BEGIN Material for the task

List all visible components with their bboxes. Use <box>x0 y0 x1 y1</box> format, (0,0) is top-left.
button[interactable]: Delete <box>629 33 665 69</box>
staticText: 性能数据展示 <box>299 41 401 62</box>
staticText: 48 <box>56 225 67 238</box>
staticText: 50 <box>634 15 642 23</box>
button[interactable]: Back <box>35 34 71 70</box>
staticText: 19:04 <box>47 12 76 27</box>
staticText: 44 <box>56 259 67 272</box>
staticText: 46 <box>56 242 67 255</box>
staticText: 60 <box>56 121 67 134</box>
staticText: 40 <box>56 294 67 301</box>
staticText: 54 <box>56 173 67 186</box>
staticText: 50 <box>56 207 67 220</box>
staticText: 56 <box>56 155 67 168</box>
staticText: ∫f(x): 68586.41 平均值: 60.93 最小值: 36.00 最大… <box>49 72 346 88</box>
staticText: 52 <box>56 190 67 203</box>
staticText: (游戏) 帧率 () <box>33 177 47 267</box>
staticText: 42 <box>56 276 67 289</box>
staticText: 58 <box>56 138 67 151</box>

END Material for the task

- Aim -
Set out every line of the records above as a JSON list of strings, with one string per line and any blank lines omitted.

- Reply to the task -
[
  "List all visible components with their bboxes. Use <box>x0 y0 x1 y1</box> format, (0,0) is top-left.",
  "button[interactable]: Delete <box>629 33 665 69</box>",
  "staticText: 性能数据展示 <box>299 41 401 62</box>",
  "staticText: 48 <box>56 225 67 238</box>",
  "staticText: 50 <box>634 15 642 23</box>",
  "button[interactable]: Back <box>35 34 71 70</box>",
  "staticText: 19:04 <box>47 12 76 27</box>",
  "staticText: 44 <box>56 259 67 272</box>",
  "staticText: 46 <box>56 242 67 255</box>",
  "staticText: 60 <box>56 121 67 134</box>",
  "staticText: 40 <box>56 294 67 301</box>",
  "staticText: 54 <box>56 173 67 186</box>",
  "staticText: 50 <box>56 207 67 220</box>",
  "staticText: 56 <box>56 155 67 168</box>",
  "staticText: ∫f(x): 68586.41 平均值: 60.93 最小值: 36.00 最大… <box>49 72 346 88</box>",
  "staticText: 52 <box>56 190 67 203</box>",
  "staticText: (游戏) 帧率 () <box>33 177 47 267</box>",
  "staticText: 42 <box>56 276 67 289</box>",
  "staticText: 58 <box>56 138 67 151</box>"
]